- _Records excerpted from a collection_
• • • • • • •
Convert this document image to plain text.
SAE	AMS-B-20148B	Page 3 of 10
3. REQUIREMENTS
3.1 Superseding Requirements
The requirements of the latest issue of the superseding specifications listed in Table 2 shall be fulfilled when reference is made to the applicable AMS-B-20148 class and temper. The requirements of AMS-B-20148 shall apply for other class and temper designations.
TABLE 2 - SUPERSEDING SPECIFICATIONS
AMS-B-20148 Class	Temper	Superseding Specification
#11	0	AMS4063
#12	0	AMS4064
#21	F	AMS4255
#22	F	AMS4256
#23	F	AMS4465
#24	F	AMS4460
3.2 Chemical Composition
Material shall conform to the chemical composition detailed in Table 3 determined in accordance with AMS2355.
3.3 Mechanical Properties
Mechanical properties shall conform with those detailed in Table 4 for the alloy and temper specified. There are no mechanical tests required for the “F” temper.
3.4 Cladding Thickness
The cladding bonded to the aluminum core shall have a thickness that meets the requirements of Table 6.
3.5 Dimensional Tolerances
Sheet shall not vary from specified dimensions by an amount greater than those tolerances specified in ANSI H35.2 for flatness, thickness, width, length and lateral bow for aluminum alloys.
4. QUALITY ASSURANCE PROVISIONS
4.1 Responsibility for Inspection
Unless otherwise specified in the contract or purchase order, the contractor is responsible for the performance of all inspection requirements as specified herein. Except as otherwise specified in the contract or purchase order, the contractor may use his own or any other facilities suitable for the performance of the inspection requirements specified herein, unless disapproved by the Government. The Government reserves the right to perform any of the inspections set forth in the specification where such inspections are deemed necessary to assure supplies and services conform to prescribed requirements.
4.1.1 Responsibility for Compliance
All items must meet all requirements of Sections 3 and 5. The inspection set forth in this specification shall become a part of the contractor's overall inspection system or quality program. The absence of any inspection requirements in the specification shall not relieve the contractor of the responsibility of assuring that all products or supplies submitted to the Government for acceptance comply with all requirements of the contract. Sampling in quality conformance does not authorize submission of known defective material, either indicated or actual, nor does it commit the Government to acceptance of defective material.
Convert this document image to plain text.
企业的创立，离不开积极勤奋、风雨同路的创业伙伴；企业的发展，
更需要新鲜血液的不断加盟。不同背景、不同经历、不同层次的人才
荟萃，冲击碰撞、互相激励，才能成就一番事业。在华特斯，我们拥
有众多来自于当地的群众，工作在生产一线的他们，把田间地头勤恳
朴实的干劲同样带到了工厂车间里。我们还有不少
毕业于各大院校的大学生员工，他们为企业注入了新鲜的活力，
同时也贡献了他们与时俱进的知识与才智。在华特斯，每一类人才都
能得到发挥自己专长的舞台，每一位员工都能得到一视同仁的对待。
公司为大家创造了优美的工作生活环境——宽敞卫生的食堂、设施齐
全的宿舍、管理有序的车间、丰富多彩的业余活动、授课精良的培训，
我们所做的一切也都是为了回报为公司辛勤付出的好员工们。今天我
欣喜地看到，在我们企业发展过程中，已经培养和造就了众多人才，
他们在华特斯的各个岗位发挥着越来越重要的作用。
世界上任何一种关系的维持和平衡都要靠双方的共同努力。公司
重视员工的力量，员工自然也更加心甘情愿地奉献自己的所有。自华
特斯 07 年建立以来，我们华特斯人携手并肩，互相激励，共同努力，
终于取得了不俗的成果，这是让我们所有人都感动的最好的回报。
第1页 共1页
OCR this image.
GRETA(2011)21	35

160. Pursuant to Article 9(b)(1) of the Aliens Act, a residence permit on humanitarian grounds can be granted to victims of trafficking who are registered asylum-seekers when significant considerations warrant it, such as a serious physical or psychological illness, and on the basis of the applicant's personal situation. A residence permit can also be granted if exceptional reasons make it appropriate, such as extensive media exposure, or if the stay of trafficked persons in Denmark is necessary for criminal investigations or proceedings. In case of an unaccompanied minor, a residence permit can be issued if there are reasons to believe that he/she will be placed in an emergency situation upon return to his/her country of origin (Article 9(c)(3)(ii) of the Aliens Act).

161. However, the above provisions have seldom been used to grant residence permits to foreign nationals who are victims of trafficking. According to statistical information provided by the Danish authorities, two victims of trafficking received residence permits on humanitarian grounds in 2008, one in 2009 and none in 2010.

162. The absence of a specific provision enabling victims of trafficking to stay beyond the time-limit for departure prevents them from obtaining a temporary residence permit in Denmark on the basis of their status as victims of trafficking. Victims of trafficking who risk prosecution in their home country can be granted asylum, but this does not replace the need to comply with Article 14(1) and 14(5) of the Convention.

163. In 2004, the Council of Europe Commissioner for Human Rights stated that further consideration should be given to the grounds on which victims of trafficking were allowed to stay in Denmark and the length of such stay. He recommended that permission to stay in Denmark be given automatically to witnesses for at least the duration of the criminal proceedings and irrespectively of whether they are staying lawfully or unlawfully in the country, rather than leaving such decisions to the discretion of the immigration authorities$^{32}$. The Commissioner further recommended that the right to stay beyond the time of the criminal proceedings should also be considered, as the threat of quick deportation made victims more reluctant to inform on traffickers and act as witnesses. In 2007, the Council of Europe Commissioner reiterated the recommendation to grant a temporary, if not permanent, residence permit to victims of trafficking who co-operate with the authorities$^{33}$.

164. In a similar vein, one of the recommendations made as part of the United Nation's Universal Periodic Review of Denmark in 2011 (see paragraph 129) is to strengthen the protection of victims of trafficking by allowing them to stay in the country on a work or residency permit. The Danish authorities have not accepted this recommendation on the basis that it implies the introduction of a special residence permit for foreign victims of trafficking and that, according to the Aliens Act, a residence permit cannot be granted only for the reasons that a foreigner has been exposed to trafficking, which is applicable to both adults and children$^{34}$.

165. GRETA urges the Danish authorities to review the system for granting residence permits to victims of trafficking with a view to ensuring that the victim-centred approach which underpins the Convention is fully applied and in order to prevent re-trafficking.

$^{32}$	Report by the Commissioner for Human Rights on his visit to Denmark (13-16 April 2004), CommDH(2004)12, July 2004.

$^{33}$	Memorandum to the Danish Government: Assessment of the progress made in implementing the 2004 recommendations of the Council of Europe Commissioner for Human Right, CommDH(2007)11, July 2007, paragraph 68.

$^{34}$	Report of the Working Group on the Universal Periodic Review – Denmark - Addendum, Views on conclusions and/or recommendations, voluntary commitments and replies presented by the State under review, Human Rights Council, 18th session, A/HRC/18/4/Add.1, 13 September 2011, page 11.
• • • • • • •
- _AIM OF THE EXERCISE_
Repeat each of the entries above precisely as given.

- _EXERCISE RESPONSE_
Convert this document image to plain text.
SAE	AMS-B-20148B	Page 3 of 10
3. REQUIREMENTS
3.1 Superseding Requirements
The requirements of the latest issue of the superseding specifications listed in Table 2 shall be fulfilled when reference is made to the applicable AMS-B-20148 class and temper. The requirements of AMS-B-20148 shall apply for other class and temper designations.
TABLE 2 - SUPERSEDING SPECIFICATIONS
AMS-B-20148 Class	Temper	Superseding Specification
#11	0	AMS4063
#12	0	AMS4064
#21	F	AMS4255
#22	F	AMS4256
#23	F	AMS4465
#24	F	AMS4460
3.2 Chemical Composition
Material shall conform to the chemical composition detailed in Table 3 determined in accordance with AMS2355.
3.3 Mechanical Properties
Mechanical properties shall conform with those detailed in Table 4 for the alloy and temper specified. There are no mechanical tests required for the “F” temper.
3.4 Cladding Thickness
The cladding bonded to the aluminum core shall have a thickness that meets the requirements of Table 6.
3.5 Dimensional Tolerances
Sheet shall not vary from specified dimensions by an amount greater than those tolerances specified in ANSI H35.2 for flatness, thickness, width, length and lateral bow for aluminum alloys.
4. QUALITY ASSURANCE PROVISIONS
4.1 Responsibility for Inspection
Unless otherwise specified in the contract or purchase order, the contractor is responsible for the performance of all inspection requirements as specified herein. Except as otherwise specified in the contract or purchase order, the contractor may use his own or any other facilities suitable for the performance of the inspection requirements specified herein, unless disapproved by the Government. The Government reserves the right to perform any of the inspections set forth in the specification where such inspections are deemed necessary to assure supplies and services conform to prescribed requirements.
4.1.1 Responsibility for Compliance
All items must meet all requirements of Sections 3 and 5. The inspection set forth in this specification shall become a part of the contractor's overall inspection system or quality program. The absence of any inspection requirements in the specification shall not relieve the contractor of the responsibility of assuring that all products or supplies submitted to the Government for acceptance comply with all requirements of the contract. Sampling in quality conformance does not authorize submission of known defective material, either indicated or actual, nor does it commit the Government to acceptance of defective material.
Convert this document image to plain text.
企业的创立，离不开积极勤奋、风雨同路的创业伙伴；企业的发展，
更需要新鲜血液的不断加盟。不同背景、不同经历、不同层次的人才
荟萃，冲击碰撞、互相激励，才能成就一番事业。在华特斯，我们拥
有众多来自于当地的群众，工作在生产一线的他们，把田间地头勤恳
朴实的干劲同样带到了工厂车间里。我们还有不少
毕业于各大院校的大学生员工，他们为企业注入了新鲜的活力，
同时也贡献了他们与时俱进的知识与才智。在华特斯，每一类人才都
能得到发挥自己专长的舞台，每一位员工都能得到一视同仁的对待。
公司为大家创造了优美的工作生活环境——宽敞卫生的食堂、设施齐
全的宿舍、管理有序的车间、丰富多彩的业余活动、授课精良的培训，
我们所做的一切也都是为了回报为公司辛勤付出的好员工们。今天我
欣喜地看到，在我们企业发展过程中，已经培养和造就了众多人才，
他们在华特斯的各个岗位发挥着越来越重要的作用。
世界上任何一种关系的维持和平衡都要靠双方的共同努力。公司
重视员工的力量，员工自然也更加心甘情愿地奉献自己的所有。自华
特斯 07 年建立以来，我们华特斯人携手并肩，互相激励，共同努力，
终于取得了不俗的成果，这是让我们所有人都感动的最好的回报。
第1页 共1页
OCR this image.
GRETA(2011)21	35

160. Pursuant to Article 9(b)(1) of the Aliens Act, a residence permit on humanitarian grounds can be granted to victims of trafficking who are registered asylum-seekers when significant considerations warrant it, such as a serious physical or psychological illness, and on the basis of the applicant's personal situation. A residence permit can also be granted if exceptional reasons make it appropriate, such as extensive media exposure, or if the stay of trafficked persons in Denmark is necessary for criminal investigations or proceedings. In case of an unaccompanied minor, a residence permit can be issued if there are reasons to believe that he/she will be placed in an emergency situation upon return to his/her country of origin (Article 9(c)(3)(ii) of the Aliens Act).

161. However, the above provisions have seldom been used to grant residence permits to foreign nationals who are victims of trafficking. According to statistical information provided by the Danish authorities, two victims of trafficking received residence permits on humanitarian grounds in 2008, one in 2009 and none in 2010.

162. The absence of a specific provision enabling victims of trafficking to stay beyond the time-limit for departure prevents them from obtaining a temporary residence permit in Denmark on the basis of their status as victims of trafficking. Victims of trafficking who risk prosecution in their home country can be granted asylum, but this does not replace the need to comply with Article 14(1) and 14(5) of the Convention.

163. In 2004, the Council of Europe Commissioner for Human Rights stated that further consideration should be given to the grounds on which victims of trafficking were allowed to stay in Denmark and the length of such stay. He recommended that permission to stay in Denmark be given automatically to witnesses for at least the duration of the criminal proceedings and irrespectively of whether they are staying lawfully or unlawfully in the country, rather than leaving such decisions to the discretion of the immigration authorities$^{32}$. The Commissioner further recommended that the right to stay beyond the time of the criminal proceedings should also be considered, as the threat of quick deportation made victims more reluctant to inform on traffickers and act as witnesses. In 2007, the Council of Europe Commissioner reiterated the recommendation to grant a temporary, if not permanent, residence permit to victims of trafficking who co-operate with the authorities$^{33}$.

164. In a similar vein, one of the recommendations made as part of the United Nation's Universal Periodic Review of Denmark in 2011 (see paragraph 129) is to strengthen the protection of victims of trafficking by allowing them to stay in the country on a work or residency permit. The Danish authorities have not accepted this recommendation on the basis that it implies the introduction of a special residence permit for foreign victims of trafficking and that, according to the Aliens Act, a residence permit cannot be granted only for the reasons that a foreigner has been exposed to trafficking, which is applicable to both adults and children$^{34}$.

165. GRETA urges the Danish authorities to review the system for granting residence permits to victims of trafficking with a view to ensuring that the victim-centred approach which underpins the Convention is fully applied and in order to prevent re-trafficking.

$^{32}$	Report by the Commissioner for Human Rights on his visit to Denmark (13-16 April 2004), CommDH(2004)12, July 2004.

$^{33}$	Memorandum to the Danish Government: Assessment of the progress made in implementing the 2004 recommendations of the Council of Europe Commissioner for Human Right, CommDH(2007)11, July 2007, paragraph 68.

$^{34}$	Report of the Working Group on the Universal Periodic Review – Denmark - Addendum, Views on conclusions and/or recommendations, voluntary commitments and replies presented by the State under review, Human Rights Council, 18th session, A/HRC/18/4/Add.1, 13 September 2011, page 11.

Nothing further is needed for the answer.